Assignment: Write out the records again, exactly. Nothing may be dropped.

----- Data provided

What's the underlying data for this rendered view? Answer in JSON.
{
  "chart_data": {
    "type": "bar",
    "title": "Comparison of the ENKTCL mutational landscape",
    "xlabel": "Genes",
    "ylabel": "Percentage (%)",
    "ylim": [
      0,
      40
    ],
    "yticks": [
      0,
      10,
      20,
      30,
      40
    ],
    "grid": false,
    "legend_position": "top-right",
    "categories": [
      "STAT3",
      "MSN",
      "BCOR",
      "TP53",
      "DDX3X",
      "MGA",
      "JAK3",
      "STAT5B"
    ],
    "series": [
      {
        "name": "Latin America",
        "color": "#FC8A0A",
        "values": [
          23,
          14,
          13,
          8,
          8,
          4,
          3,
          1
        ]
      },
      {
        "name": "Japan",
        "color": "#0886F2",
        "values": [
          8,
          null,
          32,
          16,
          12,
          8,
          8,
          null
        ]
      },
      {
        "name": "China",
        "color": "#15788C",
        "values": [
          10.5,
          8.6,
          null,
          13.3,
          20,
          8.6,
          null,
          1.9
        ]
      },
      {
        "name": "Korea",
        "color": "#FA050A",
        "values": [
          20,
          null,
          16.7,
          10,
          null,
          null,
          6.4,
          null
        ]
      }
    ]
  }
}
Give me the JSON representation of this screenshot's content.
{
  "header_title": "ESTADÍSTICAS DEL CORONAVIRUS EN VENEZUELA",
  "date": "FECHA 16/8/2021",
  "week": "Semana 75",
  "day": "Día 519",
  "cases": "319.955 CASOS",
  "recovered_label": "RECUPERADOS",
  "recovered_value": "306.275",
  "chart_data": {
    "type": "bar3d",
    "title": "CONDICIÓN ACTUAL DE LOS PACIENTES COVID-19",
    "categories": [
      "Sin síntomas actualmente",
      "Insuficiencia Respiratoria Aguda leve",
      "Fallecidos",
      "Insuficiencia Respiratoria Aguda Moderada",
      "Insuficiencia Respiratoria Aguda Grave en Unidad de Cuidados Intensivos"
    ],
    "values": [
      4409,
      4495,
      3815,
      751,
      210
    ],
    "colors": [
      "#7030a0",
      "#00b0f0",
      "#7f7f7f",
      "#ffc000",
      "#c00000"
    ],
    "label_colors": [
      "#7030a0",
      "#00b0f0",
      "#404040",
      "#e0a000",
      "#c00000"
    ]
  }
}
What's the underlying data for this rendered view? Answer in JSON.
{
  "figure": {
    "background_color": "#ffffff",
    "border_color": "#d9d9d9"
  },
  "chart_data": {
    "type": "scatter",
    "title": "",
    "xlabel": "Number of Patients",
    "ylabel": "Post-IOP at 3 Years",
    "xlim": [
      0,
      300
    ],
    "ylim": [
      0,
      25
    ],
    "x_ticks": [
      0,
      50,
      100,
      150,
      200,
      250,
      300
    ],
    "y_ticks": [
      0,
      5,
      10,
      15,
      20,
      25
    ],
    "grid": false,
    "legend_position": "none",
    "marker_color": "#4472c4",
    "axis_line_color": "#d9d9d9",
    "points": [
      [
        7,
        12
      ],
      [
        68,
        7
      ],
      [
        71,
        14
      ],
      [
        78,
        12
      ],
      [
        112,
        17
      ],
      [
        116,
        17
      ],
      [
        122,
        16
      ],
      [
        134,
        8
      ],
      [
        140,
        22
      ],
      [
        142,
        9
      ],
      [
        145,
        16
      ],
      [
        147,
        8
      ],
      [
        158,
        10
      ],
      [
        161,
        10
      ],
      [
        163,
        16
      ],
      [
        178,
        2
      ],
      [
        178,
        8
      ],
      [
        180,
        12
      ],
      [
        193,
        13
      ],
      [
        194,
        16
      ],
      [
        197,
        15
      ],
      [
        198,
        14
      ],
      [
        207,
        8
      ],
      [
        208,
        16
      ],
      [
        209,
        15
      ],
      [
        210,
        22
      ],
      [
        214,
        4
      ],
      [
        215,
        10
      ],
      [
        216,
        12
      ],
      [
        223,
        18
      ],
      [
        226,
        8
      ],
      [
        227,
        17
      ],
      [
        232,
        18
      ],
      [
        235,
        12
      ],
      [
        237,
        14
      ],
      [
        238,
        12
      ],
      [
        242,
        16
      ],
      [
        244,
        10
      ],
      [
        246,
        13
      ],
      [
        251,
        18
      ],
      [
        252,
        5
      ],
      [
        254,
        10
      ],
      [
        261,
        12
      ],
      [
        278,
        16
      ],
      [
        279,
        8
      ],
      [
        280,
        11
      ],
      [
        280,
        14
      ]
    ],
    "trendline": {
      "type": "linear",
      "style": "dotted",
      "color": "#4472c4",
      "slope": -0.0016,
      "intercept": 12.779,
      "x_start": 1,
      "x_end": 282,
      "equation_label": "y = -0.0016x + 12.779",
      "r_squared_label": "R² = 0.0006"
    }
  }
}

----------

Response to this task:
What's the underlying data for this rendered view? Answer in JSON.
{
  "chart_data": {
    "type": "bar",
    "title": "Comparison of the ENKTCL mutational landscape",
    "xlabel": "Genes",
    "ylabel": "Percentage (%)",
    "ylim": [
      0,
      40
    ],
    "yticks": [
      0,
      10,
      20,
      30,
      40
    ],
    "grid": false,
    "legend_position": "top-right",
    "categories": [
      "STAT3",
      "MSN",
      "BCOR",
      "TP53",
      "DDX3X",
      "MGA",
      "JAK3",
      "STAT5B"
    ],
    "series": [
      {
        "name": "Latin America",
        "color": "#FC8A0A",
        "values": [
          23,
          14,
          13,
          8,
          8,
          4,
          3,
          1
        ]
      },
      {
        "name": "Japan",
        "color": "#0886F2",
        "values": [
          8,
          null,
          32,
          16,
          12,
          8,
          8,
          null
        ]
      },
      {
        "name": "China",
        "color": "#15788C",
        "values": [
          10.5,
          8.6,
          null,
          13.3,
          20,
          8.6,
          null,
          1.9
        ]
      },
      {
        "name": "Korea",
        "color": "#FA050A",
        "values": [
          20,
          null,
          16.7,
          10,
          null,
          null,
          6.4,
          null
        ]
      }
    ]
  }
}
Give me the JSON representation of this screenshot's content.
{
  "header_title": "ESTADÍSTICAS DEL CORONAVIRUS EN VENEZUELA",
  "date": "FECHA 16/8/2021",
  "week": "Semana 75",
  "day": "Día 519",
  "cases": "319.955 CASOS",
  "recovered_label": "RECUPERADOS",
  "recovered_value": "306.275",
  "chart_data": {
    "type": "bar3d",
    "title": "CONDICIÓN ACTUAL DE LOS PACIENTES COVID-19",
    "categories": [
      "Sin síntomas actualmente",
      "Insuficiencia Respiratoria Aguda leve",
      "Fallecidos",
      "Insuficiencia Respiratoria Aguda Moderada",
      "Insuficiencia Respiratoria Aguda Grave en Unidad de Cuidados Intensivos"
    ],
    "values": [
      4409,
      4495,
      3815,
      751,
      210
    ],
    "colors": [
      "#7030a0",
      "#00b0f0",
      "#7f7f7f",
      "#ffc000",
      "#c00000"
    ],
    "label_colors": [
      "#7030a0",
      "#00b0f0",
      "#404040",
      "#e0a000",
      "#c00000"
    ]
  }
}
What's the underlying data for this rendered view? Answer in JSON.
{
  "figure": {
    "background_color": "#ffffff",
    "border_color": "#d9d9d9"
  },
  "chart_data": {
    "type": "scatter",
    "title": "",
    "xlabel": "Number of Patients",
    "ylabel": "Post-IOP at 3 Years",
    "xlim": [
      0,
      300
    ],
    "ylim": [
      0,
      25
    ],
    "x_ticks": [
      0,
      50,
      100,
      150,
      200,
      250,
      300
    ],
    "y_ticks": [
      0,
      5,
      10,
      15,
      20,
      25
    ],
    "grid": false,
    "legend_position": "none",
    "marker_color": "#4472c4",
    "axis_line_color": "#d9d9d9",
    "points": [
      [
        7,
        12
      ],
      [
        68,
        7
      ],
      [
        71,
        14
      ],
      [
        78,
        12
      ],
      [
        112,
        17
      ],
      [
        116,
        17
      ],
      [
        122,
        16
      ],
      [
        134,
        8
      ],
      [
        140,
        22
      ],
      [
        142,
        9
      ],
      [
        145,
        16
      ],
      [
        147,
        8
      ],
      [
        158,
        10
      ],
      [
        161,
        10
      ],
      [
        163,
        16
      ],
      [
        178,
        2
      ],
      [
        178,
        8
      ],
      [
        180,
        12
      ],
      [
        193,
        13
      ],
      [
        194,
        16
      ],
      [
        197,
        15
      ],
      [
        198,
        14
      ],
      [
        207,
        8
      ],
      [
        208,
        16
      ],
      [
        209,
        15
      ],
      [
        210,
        22
      ],
      [
        214,
        4
      ],
      [
        215,
        10
      ],
      [
        216,
        12
      ],
      [
        223,
        18
      ],
      [
        226,
        8
      ],
      [
        227,
        17
      ],
      [
        232,
        18
      ],
      [
        235,
        12
      ],
      [
        237,
        14
      ],
      [
        238,
        12
      ],
      [
        242,
        16
      ],
      [
        244,
        10
      ],
      [
        246,
        13
      ],
      [
        251,
        18
      ],
      [
        252,
        5
      ],
      [
        254,
        10
      ],
      [
        261,
        12
      ],
      [
        278,
        16
      ],
      [
        279,
        8
      ],
      [
        280,
        11
      ],
      [
        280,
        14
      ]
    ],
    "trendline": {
      "type": "linear",
      "style": "dotted",
      "color": "#4472c4",
      "slope": -0.0016,
      "intercept": 12.779,
      "x_start": 1,
      "x_end": 282,
      "equation_label": "y = -0.0016x + 12.779",
      "r_squared_label": "R² = 0.0006"
    }
  }
}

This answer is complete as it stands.